Short exercise 1:
Reproduce the records verbatim, starting at their first line and continuing down to and including the line that contains "signal-icon [313,13,327,23]".

Passage:
----------------
The Milestone Mirage

Teatime: and as I sink into a chair after having supplied my children with their dinner there is a polite paw scratching my calf.

I look down and what I see is as inevitable as nightfall: a dog with all the zeal of Goebbels staring fixedly at my face.

Pardon, he emanates, but now that the children have had their sustenance, I believe it’s my turn?

The dog is technically correct.

Every day, the family is served their meal, and every day, the moment they have theirs, the big silver doggie bowl is taken down and filled with chow.

The family mutt sits back and waits for permission to eat. He sits erect like some preppy schoolboy, bottom slipping relentlessly backwards on the smooth floor, all anticipation.

I say: “Get it! Good Boy!”

He does not move.

I tire of telling him, and go back to sit down with the children. I look back in a few moments and he is usually eating: I have not yet divined what the secret code it is which encourages him to begin.
----------------
Excerpted records:
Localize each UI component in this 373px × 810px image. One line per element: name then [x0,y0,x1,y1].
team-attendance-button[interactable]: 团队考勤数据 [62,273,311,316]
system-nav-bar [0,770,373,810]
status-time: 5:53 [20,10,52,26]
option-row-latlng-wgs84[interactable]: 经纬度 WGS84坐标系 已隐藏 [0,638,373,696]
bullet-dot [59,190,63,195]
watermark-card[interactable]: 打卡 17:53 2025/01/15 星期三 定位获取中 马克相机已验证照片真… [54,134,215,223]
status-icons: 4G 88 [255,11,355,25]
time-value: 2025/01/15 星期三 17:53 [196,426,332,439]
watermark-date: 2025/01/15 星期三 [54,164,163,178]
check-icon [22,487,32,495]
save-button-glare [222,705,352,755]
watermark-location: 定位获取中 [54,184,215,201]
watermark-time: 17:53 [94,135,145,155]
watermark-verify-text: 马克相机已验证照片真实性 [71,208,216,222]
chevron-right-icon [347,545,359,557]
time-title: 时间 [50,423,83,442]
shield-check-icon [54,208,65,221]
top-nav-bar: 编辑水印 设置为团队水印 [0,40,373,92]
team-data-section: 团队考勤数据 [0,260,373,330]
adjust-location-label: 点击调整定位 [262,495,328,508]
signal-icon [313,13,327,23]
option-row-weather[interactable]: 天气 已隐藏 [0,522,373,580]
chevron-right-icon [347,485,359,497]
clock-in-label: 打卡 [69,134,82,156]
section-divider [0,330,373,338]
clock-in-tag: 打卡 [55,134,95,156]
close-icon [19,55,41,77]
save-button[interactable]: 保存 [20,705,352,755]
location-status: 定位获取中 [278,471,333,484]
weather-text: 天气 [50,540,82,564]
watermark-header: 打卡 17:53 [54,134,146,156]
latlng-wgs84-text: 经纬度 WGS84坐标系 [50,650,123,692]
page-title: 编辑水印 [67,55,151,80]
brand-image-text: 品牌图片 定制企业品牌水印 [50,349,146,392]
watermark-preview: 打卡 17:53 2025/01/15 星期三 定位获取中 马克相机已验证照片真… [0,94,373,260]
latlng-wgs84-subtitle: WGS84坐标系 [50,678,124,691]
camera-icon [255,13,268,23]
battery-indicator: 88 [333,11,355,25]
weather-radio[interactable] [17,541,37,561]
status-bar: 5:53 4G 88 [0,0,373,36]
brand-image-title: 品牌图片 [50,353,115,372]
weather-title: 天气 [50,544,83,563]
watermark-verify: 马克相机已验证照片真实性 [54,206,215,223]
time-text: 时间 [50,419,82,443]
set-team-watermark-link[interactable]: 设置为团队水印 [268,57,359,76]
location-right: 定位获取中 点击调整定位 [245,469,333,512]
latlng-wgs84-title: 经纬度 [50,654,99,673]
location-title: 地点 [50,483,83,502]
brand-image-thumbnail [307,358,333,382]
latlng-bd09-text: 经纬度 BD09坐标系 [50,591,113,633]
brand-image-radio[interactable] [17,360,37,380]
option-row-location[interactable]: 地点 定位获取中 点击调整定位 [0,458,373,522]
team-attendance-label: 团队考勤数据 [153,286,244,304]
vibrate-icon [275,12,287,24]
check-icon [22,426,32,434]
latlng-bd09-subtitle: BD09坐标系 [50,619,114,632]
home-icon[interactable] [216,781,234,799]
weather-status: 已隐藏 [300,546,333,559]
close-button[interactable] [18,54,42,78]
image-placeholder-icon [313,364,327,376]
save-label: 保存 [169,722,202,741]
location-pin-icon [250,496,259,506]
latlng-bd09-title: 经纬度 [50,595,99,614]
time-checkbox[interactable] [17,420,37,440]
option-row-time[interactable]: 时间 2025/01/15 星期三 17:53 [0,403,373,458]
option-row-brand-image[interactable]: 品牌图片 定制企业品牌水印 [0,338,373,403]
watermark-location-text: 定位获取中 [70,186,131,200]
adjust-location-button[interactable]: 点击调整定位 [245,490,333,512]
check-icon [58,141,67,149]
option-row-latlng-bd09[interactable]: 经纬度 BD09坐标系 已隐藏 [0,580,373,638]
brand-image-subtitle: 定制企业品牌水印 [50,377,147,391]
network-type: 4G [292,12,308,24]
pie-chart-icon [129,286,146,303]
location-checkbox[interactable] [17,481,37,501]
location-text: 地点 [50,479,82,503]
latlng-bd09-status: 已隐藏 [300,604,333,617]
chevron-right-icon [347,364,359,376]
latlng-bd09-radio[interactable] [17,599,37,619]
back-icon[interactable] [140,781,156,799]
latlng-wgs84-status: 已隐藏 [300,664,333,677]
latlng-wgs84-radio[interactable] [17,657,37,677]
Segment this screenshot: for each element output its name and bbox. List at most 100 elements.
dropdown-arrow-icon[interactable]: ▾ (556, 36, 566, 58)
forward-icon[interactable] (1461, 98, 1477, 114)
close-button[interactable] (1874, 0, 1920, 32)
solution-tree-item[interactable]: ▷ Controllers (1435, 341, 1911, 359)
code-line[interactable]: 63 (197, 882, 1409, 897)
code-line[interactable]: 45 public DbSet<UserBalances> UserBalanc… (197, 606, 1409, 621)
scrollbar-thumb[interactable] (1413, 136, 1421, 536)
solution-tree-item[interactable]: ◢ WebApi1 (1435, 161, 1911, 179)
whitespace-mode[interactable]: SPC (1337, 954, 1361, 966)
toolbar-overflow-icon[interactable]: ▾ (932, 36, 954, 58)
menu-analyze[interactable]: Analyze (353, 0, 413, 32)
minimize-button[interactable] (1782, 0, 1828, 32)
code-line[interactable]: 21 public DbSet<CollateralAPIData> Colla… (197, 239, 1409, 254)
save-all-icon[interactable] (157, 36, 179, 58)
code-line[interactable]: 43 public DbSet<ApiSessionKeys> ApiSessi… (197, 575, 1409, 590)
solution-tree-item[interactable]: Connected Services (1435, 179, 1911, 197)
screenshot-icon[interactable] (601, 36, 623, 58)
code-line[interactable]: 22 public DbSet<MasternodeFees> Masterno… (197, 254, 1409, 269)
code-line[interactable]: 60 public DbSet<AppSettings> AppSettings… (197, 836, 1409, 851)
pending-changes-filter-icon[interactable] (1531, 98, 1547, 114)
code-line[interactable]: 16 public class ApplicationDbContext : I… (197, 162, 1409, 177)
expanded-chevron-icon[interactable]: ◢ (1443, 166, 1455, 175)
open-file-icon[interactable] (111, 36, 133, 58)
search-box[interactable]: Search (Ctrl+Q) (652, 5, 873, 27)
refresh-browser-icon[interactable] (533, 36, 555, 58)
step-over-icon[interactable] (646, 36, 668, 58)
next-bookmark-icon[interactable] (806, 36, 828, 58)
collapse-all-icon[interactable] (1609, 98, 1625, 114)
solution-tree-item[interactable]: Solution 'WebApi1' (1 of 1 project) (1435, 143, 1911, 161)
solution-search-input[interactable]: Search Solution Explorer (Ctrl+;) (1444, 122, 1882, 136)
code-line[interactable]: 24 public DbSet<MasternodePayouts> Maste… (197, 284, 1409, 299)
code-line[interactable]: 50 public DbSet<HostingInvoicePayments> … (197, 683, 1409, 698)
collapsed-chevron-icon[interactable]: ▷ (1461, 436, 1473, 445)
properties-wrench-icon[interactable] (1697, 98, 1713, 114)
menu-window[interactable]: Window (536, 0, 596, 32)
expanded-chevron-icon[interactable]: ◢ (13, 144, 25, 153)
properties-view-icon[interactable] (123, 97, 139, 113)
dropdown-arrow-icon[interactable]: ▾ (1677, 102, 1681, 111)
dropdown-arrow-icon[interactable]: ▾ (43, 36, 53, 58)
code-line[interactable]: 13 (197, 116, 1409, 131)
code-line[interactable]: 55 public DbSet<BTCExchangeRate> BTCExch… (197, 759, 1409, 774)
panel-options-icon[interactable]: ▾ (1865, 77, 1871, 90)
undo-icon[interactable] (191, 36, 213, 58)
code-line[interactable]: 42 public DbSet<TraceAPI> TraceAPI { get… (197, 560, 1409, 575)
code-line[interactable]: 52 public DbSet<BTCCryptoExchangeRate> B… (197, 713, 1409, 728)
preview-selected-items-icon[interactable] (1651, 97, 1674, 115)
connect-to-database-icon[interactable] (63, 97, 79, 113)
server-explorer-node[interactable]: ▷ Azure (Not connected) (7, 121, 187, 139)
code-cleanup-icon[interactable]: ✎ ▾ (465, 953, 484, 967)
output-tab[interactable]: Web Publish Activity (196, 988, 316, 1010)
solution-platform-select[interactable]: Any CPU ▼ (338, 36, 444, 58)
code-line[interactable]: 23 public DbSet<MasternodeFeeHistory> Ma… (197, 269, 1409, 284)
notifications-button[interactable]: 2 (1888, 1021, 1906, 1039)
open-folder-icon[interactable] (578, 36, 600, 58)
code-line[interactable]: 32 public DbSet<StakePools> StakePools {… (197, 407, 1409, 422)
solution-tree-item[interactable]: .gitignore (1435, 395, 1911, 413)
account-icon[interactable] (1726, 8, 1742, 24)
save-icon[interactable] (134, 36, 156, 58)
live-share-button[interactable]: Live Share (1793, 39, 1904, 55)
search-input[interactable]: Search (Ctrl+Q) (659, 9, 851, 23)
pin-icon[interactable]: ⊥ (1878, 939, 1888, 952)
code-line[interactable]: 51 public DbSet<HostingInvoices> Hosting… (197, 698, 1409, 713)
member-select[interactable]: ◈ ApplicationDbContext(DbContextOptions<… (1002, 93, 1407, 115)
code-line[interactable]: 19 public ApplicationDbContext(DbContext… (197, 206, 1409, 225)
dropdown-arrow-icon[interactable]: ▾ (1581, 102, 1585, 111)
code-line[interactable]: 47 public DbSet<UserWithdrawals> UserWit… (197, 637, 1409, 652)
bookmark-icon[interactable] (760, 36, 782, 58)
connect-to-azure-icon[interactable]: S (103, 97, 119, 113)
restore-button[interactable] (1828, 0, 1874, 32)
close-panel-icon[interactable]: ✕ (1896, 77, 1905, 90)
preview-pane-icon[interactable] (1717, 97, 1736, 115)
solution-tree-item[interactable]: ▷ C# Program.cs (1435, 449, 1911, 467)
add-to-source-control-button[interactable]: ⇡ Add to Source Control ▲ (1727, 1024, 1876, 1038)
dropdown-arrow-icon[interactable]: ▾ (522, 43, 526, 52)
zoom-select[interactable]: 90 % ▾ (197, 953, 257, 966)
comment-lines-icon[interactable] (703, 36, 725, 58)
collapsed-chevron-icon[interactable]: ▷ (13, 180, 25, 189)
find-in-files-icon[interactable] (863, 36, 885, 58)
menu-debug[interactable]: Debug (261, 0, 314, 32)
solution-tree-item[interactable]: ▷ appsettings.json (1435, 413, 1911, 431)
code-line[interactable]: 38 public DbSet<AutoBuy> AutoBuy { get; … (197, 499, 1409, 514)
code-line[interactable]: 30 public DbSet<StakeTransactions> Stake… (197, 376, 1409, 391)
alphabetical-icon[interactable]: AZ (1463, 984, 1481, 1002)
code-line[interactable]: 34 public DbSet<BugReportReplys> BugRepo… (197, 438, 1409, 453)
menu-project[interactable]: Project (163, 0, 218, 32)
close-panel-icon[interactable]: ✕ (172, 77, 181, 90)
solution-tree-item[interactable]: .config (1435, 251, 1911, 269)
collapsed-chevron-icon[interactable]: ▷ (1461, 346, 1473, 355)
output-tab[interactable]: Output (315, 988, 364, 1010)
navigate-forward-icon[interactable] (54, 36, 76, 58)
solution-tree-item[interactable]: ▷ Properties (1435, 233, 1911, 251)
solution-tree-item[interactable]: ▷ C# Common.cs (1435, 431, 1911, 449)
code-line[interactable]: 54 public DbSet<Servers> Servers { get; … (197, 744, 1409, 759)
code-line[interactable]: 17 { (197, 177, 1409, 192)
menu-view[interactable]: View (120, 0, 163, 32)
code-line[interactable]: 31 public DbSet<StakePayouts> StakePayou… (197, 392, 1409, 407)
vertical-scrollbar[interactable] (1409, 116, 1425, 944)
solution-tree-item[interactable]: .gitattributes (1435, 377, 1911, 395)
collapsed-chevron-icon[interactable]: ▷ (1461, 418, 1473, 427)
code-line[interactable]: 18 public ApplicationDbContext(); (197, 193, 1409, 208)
----------------
Short exercise 2:
Transcribe the passage about the family dog's mealtime verbatim, starting at "He does not" and continuing down to and including "him to begin.".

Complete output 1:
Localize each UI component in this 373px × 810px image. One line per element: name then [x0,y0,x1,y1].
team-attendance-button[interactable]: 团队考勤数据 [62,273,311,316]
system-nav-bar [0,770,373,810]
status-time: 5:53 [20,10,52,26]
option-row-latlng-wgs84[interactable]: 经纬度 WGS84坐标系 已隐藏 [0,638,373,696]
bullet-dot [59,190,63,195]
watermark-card[interactable]: 打卡 17:53 2025/01/15 星期三 定位获取中 马克相机已验证照片真… [54,134,215,223]
status-icons: 4G 88 [255,11,355,25]
time-value: 2025/01/15 星期三 17:53 [196,426,332,439]
watermark-date: 2025/01/15 星期三 [54,164,163,178]
check-icon [22,487,32,495]
save-button-glare [222,705,352,755]
watermark-location: 定位获取中 [54,184,215,201]
watermark-time: 17:53 [94,135,145,155]
watermark-verify-text: 马克相机已验证照片真实性 [71,208,216,222]
chevron-right-icon [347,545,359,557]
time-title: 时间 [50,423,83,442]
shield-check-icon [54,208,65,221]
top-nav-bar: 编辑水印 设置为团队水印 [0,40,373,92]
team-data-section: 团队考勤数据 [0,260,373,330]
adjust-location-label: 点击调整定位 [262,495,328,508]
signal-icon [313,13,327,23]

Complete output 2:
He does not move.

I tire of telling him, and go back to sit down with the children. I look back in a few moments and he is usually eating: I have not yet divined what the secret code it is which encourages him to begin.